WHAT IS EXPECTED => Read the records below. Copy each line where the string "他的声音低沉" occurs.

(Recorded data)
--- start ---

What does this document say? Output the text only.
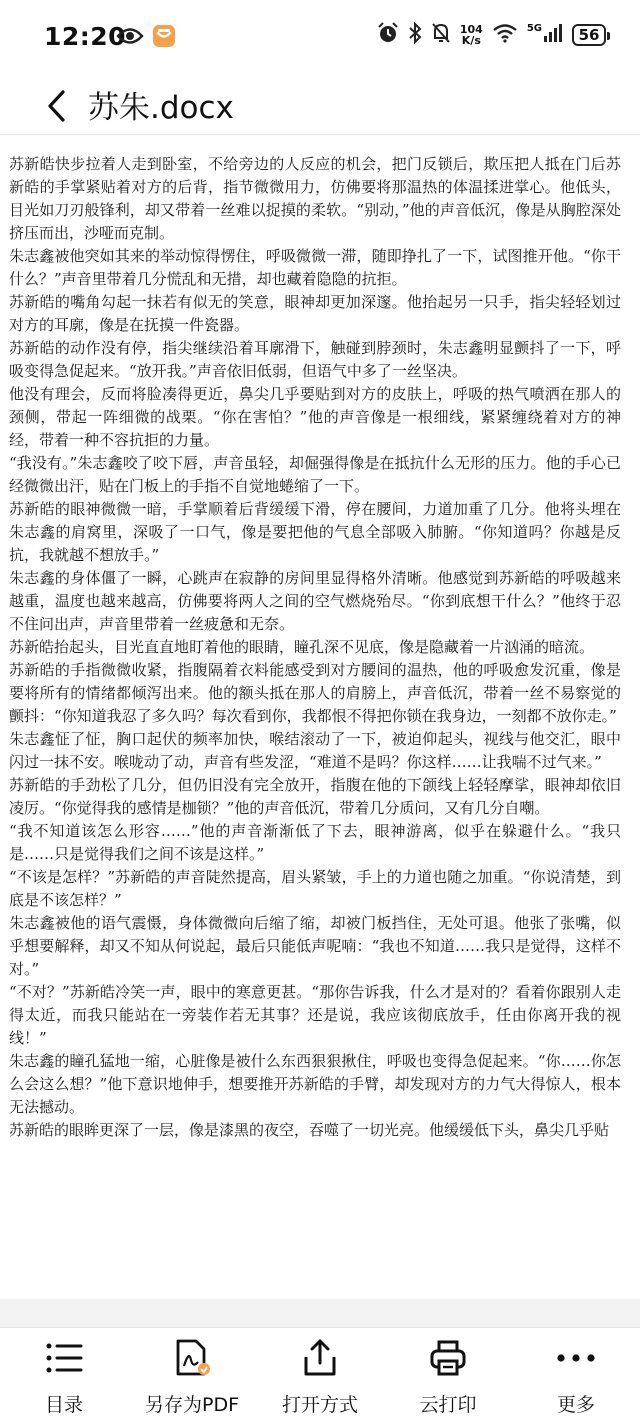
12:20	104
K/s
5G	56
苏朱.docx

苏新皓快步拉着人走到卧室，不给旁边的人反应的机会，把门反锁后，欺压把人抵在门后苏新皓的手掌紧贴着对方的后背，指节微微用力，仿佛要将那温热的体温揉进掌心。他低头，目光如刀刃般锋利，却又带着一丝难以捉摸的柔软。“别动，”他的声音低沉，像是从胸腔深处挤压而出，沙哑而克制。

朱志鑫被他突如其来的举动惊得愣住，呼吸微微一滞，随即挣扎了一下，试图推开他。“你干什么？”声音里带着几分慌乱和无措，却也藏着隐隐的抗拒。

苏新皓的嘴角勾起一抹若有似无的笑意，眼神却更加深邃。他抬起另一只手，指尖轻轻划过对方的耳廓，像是在抚摸一件瓷器。

苏新皓的动作没有停，指尖继续沿着耳廓滑下，触碰到脖颈时，朱志鑫明显颤抖了一下，呼吸变得急促起来。“放开我。”声音依旧低弱，但语气中多了一丝坚决。

他没有理会，反而将脸凑得更近，鼻尖几乎要贴到对方的皮肤上，呼吸的热气喷洒在那人的颈侧，带起一阵细微的战栗。“你在害怕？”他的声音像是一根细线，紧紧缠绕着对方的神经，带着一种不容抗拒的力量。

“我没有。”朱志鑫咬了咬下唇，声音虽轻，却倔强得像是在抵抗什么无形的压力。他的手心已经微微出汗，贴在门板上的手指不自觉地蜷缩了一下。

苏新皓的眼神微微一暗，手掌顺着后背缓缓下滑，停在腰间，力道加重了几分。他将头埋在朱志鑫的肩窝里，深吸了一口气，像是要把他的气息全部吸入肺腑。“你知道吗？你越是反抗，我就越不想放手。”

朱志鑫的身体僵了一瞬，心跳声在寂静的房间里显得格外清晰。他感觉到苏新皓的呼吸越来越重，温度也越来越高，仿佛要将两人之间的空气燃烧殆尽。“你到底想干什么？”他终于忍不住问出声，声音里带着一丝疲惫和无奈。

苏新皓抬起头，目光直直地盯着他的眼睛，瞳孔深不见底，像是隐藏着一片汹涌的暗流。

苏新皓的手指微微收紧，指腹隔着衣料能感受到对方腰间的温热，他的呼吸愈发沉重，像是要将所有的情绪都倾泻出来。他的额头抵在那人的肩膀上，声音低沉，带着一丝不易察觉的颤抖：“你知道我忍了多久吗？每次看到你，我都恨不得把你锁在我身边，一刻都不放你走。”

朱志鑫怔了怔，胸口起伏的频率加快，喉结滚动了一下，被迫仰起头，视线与他交汇，眼中闪过一抹不安。喉咙动了动，声音有些发涩，“难道不是吗？你这样……让我喘不过气来。”

苏新皓的手劲松了几分，但仍旧没有完全放开，指腹在他的下颌线上轻轻摩挲，眼神却依旧凌厉。“你觉得我的感情是枷锁？”他的声音低沉，带着几分质问，又有几分自嘲。

“我不知道该怎么形容……”他的声音渐渐低了下去，眼神游离，似乎在躲避什么。“我只是……只是觉得我们之间不该是这样。”

“不该是怎样？”苏新皓的声音陡然提高，眉头紧皱，手上的力道也随之加重。“你说清楚，到底是不该怎样？”

朱志鑫被他的语气震慑，身体微微向后缩了缩，却被门板挡住，无处可退。他张了张嘴，似乎想要解释，却又不知从何说起，最后只能低声呢喃：“我也不知道……我只是觉得，这样不对。”

“不对？”苏新皓冷笑一声，眼中的寒意更甚。“那你告诉我，什么才是对的？看着你跟别人走得太近，而我只能站在一旁装作若无其事？还是说，我应该彻底放手，任由你离开我的视线！”

朱志鑫的瞳孔猛地一缩，心脏像是被什么东西狠狠揪住，呼吸也变得急促起来。“你……你怎么会这么想？”他下意识地伸手，想要推开苏新皓的手臂，却发现对方的力气大得惊人，根本无法撼动。

苏新皓的眼眸更深了一层，像是漆黑的夜空，吞噬了一切光亮。他缓缓低下头，鼻尖几乎贴

目录	另存为PDF 打开方式	云打印	更多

--- end ---

SOLUTION TO THE EXERCISE =>
苏新皓快步拉着人走到卧室，不给旁边的人反应的机会，把门反锁后，欺压把人抵在门后苏新皓的手掌紧贴着对方的后背，指节微微用力，仿佛要将那温热的体温揉进掌心。他低头，目光如刀刃般锋利，却又带着一丝难以捉摸的柔软。“别动，”他的声音低沉，像是从胸腔深处挤压而出，沙哑而克制。
苏新皓的手劲松了几分，但仍旧没有完全放开，指腹在他的下颌线上轻轻摩挲，眼神却依旧凌厉。“你觉得我的感情是枷锁？”他的声音低沉，带着几分质问，又有几分自嘲。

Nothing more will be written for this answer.